INSTRUCTIONS TO FOLLOW = Filter out everything except lines holding "Kroupa".

-------- GIVEN DATA

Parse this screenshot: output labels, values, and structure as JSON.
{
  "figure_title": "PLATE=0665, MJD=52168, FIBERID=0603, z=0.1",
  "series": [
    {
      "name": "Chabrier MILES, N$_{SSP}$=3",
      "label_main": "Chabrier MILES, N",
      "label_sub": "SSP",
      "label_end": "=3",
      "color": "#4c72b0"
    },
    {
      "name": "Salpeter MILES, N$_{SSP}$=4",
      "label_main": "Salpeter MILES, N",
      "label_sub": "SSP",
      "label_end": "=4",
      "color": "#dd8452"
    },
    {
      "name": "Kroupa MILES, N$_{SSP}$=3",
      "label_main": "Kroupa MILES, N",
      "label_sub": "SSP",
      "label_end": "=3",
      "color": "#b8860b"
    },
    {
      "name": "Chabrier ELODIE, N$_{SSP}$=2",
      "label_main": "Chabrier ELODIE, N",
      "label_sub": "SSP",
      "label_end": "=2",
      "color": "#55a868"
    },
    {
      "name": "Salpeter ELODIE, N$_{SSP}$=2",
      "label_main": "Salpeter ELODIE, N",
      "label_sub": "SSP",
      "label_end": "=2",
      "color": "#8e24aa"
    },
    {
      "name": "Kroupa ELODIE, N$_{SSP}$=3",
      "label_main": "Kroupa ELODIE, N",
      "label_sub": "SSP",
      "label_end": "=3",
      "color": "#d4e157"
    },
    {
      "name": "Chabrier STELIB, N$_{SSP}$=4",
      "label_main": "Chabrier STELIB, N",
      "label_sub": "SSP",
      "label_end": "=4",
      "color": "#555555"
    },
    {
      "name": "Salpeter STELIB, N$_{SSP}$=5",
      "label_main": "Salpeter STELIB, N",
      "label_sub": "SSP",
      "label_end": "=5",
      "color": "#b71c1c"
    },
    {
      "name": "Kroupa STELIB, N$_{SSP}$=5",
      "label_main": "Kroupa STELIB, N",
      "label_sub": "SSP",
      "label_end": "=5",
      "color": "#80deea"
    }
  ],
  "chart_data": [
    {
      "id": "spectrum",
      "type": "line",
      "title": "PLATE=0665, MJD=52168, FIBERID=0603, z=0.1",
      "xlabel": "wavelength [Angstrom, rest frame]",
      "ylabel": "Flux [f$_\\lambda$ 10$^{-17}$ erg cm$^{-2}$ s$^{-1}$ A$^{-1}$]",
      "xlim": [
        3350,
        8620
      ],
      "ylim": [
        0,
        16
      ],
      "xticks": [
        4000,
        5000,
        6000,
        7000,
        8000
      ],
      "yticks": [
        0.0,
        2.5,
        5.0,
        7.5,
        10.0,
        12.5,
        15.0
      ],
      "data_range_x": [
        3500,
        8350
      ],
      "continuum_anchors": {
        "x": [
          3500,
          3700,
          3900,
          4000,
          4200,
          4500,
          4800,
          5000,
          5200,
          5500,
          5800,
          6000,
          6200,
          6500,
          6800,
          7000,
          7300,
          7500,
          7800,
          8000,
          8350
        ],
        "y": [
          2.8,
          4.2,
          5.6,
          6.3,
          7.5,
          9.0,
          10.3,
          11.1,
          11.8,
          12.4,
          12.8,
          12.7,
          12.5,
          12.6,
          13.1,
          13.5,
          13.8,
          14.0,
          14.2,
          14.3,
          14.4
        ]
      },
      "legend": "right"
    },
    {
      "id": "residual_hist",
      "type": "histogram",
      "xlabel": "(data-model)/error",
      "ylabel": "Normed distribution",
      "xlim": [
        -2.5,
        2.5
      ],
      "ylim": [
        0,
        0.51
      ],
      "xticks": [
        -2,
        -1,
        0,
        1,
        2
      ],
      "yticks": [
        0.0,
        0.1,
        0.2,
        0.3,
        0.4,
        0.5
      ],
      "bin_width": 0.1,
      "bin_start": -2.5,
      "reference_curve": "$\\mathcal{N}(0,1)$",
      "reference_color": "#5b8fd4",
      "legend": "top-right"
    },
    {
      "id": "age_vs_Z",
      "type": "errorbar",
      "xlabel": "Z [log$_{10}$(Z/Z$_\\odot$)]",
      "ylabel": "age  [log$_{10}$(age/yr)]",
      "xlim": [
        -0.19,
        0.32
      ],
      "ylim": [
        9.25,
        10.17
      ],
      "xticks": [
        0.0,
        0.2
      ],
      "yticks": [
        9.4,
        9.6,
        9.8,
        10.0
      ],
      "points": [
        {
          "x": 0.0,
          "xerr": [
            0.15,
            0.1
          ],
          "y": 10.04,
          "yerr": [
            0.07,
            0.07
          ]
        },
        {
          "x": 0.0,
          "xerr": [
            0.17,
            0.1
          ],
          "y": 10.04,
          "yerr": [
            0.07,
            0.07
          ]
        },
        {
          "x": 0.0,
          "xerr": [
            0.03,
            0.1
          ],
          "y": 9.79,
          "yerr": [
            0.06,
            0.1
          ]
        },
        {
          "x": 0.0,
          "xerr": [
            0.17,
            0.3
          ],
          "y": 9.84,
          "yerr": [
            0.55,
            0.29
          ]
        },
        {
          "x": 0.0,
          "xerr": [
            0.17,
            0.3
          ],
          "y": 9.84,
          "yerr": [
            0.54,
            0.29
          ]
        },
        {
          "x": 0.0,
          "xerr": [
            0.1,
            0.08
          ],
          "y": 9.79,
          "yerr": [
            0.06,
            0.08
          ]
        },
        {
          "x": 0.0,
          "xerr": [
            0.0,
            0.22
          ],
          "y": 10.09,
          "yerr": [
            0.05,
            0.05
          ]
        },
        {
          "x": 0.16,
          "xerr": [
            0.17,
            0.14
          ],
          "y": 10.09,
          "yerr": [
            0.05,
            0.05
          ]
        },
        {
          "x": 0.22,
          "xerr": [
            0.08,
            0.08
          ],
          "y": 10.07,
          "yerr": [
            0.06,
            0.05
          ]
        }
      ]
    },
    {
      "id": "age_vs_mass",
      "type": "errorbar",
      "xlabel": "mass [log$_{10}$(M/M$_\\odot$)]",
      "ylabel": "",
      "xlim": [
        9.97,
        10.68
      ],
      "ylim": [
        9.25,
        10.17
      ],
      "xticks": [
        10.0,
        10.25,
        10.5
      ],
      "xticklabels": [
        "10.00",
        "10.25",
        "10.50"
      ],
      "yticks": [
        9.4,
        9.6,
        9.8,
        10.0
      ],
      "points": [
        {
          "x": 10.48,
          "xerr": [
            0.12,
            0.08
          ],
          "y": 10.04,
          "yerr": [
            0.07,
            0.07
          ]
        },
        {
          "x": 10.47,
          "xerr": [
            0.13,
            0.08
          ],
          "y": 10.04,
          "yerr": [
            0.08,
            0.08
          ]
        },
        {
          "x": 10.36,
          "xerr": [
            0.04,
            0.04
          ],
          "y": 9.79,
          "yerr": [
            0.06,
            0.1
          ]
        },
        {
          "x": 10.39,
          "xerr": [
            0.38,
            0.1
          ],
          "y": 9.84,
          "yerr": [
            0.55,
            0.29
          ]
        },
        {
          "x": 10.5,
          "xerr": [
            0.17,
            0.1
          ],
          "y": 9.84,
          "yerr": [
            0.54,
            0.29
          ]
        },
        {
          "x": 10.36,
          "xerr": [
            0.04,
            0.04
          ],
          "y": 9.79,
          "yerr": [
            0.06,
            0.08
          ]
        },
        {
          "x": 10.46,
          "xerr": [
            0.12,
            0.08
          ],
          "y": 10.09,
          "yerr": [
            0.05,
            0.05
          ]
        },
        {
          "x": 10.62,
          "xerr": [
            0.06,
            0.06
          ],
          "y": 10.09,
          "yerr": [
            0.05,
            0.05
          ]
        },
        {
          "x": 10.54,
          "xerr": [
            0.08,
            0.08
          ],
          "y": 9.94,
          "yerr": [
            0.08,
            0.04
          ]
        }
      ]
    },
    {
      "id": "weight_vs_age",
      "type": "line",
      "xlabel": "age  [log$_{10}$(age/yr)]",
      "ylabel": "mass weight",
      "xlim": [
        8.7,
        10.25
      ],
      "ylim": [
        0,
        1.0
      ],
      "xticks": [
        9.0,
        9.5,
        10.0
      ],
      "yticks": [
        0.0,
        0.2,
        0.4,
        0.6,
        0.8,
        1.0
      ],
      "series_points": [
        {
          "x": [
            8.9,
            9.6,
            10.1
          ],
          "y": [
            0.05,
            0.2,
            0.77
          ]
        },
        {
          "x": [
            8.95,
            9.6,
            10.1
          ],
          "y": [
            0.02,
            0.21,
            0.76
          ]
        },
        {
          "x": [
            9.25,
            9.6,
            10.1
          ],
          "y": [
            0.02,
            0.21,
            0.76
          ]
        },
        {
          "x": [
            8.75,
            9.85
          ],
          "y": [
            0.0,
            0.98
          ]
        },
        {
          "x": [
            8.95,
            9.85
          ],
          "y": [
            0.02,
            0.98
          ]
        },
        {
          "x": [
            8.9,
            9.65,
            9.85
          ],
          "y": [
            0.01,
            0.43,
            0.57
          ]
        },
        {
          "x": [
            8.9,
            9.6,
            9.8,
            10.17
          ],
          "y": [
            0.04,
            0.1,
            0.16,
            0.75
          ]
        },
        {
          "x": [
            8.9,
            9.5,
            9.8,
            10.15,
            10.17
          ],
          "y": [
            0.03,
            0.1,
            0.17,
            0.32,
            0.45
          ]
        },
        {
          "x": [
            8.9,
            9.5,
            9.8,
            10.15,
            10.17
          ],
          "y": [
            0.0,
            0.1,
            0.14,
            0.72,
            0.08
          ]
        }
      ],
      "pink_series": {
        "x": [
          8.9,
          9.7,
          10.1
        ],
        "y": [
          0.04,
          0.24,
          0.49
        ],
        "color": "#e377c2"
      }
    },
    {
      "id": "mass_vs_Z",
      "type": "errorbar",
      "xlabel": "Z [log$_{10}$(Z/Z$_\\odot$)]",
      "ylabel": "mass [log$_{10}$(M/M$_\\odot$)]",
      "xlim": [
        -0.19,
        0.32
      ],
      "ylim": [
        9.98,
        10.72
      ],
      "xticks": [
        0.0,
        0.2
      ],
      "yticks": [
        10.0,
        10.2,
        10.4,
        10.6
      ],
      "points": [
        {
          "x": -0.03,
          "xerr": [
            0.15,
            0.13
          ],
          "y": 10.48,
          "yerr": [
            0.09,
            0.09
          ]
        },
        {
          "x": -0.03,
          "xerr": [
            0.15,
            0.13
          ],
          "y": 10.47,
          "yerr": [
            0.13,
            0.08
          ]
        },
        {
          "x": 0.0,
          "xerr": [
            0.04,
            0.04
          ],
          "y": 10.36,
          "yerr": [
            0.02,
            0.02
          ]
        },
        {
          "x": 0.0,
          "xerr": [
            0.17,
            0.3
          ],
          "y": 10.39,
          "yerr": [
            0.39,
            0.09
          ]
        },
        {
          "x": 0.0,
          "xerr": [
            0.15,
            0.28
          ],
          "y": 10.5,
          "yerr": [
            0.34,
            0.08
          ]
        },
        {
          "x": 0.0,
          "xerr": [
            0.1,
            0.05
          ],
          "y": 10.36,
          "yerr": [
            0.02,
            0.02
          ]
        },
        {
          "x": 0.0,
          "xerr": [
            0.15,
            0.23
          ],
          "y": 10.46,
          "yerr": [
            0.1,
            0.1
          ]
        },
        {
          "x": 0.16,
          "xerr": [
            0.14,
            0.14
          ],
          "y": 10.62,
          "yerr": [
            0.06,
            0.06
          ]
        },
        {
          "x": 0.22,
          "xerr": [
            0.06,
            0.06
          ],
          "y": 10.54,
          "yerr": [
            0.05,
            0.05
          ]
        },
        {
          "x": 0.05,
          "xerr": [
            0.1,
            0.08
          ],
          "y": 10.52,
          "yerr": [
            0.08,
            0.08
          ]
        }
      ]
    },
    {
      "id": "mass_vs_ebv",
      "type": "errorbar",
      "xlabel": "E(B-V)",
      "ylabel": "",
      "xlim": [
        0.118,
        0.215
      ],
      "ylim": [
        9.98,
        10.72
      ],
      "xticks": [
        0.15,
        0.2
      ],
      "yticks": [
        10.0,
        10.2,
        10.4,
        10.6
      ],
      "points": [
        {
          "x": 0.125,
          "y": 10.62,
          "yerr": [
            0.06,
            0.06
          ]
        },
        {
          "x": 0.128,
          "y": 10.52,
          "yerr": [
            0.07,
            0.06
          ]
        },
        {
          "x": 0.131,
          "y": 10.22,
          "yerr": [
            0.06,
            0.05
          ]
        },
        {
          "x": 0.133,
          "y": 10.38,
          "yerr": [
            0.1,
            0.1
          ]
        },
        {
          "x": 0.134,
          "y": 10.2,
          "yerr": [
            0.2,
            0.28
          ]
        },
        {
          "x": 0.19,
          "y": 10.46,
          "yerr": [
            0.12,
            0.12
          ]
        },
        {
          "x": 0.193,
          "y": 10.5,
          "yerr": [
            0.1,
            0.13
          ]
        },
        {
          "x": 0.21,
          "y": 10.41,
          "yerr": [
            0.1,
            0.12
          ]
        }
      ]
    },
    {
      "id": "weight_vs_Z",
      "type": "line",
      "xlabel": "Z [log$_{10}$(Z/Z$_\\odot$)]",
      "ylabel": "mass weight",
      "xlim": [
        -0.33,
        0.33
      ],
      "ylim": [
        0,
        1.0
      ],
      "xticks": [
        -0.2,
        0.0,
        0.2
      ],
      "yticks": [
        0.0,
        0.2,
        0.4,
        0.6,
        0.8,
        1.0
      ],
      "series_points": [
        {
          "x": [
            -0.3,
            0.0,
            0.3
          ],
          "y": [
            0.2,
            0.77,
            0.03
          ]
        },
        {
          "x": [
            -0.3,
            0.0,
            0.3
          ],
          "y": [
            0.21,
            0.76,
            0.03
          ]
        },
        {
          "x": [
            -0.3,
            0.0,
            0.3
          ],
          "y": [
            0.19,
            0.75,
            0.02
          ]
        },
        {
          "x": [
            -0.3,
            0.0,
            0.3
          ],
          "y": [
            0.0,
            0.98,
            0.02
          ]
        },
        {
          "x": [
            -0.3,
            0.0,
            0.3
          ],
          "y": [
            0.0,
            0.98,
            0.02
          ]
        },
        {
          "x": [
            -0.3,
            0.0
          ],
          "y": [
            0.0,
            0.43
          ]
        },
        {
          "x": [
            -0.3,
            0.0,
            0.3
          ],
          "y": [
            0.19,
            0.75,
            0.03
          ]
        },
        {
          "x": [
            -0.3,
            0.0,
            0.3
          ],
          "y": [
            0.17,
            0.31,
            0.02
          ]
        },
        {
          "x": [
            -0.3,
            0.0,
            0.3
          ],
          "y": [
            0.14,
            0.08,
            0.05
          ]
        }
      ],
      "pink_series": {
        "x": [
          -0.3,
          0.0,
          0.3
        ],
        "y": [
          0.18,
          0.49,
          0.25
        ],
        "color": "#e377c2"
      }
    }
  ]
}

----------------

CORRECT ANSWER =
      "name": "Kroupa MILES, N$_{SSP}$=3",
      "label_main": "Kroupa MILES, N",
      "name": "Kroupa ELODIE, N$_{SSP}$=3",
      "label_main": "Kroupa ELODIE, N",
      "name": "Kroupa STELIB, N$_{SSP}$=5",
      "label_main": "Kroupa STELIB, N",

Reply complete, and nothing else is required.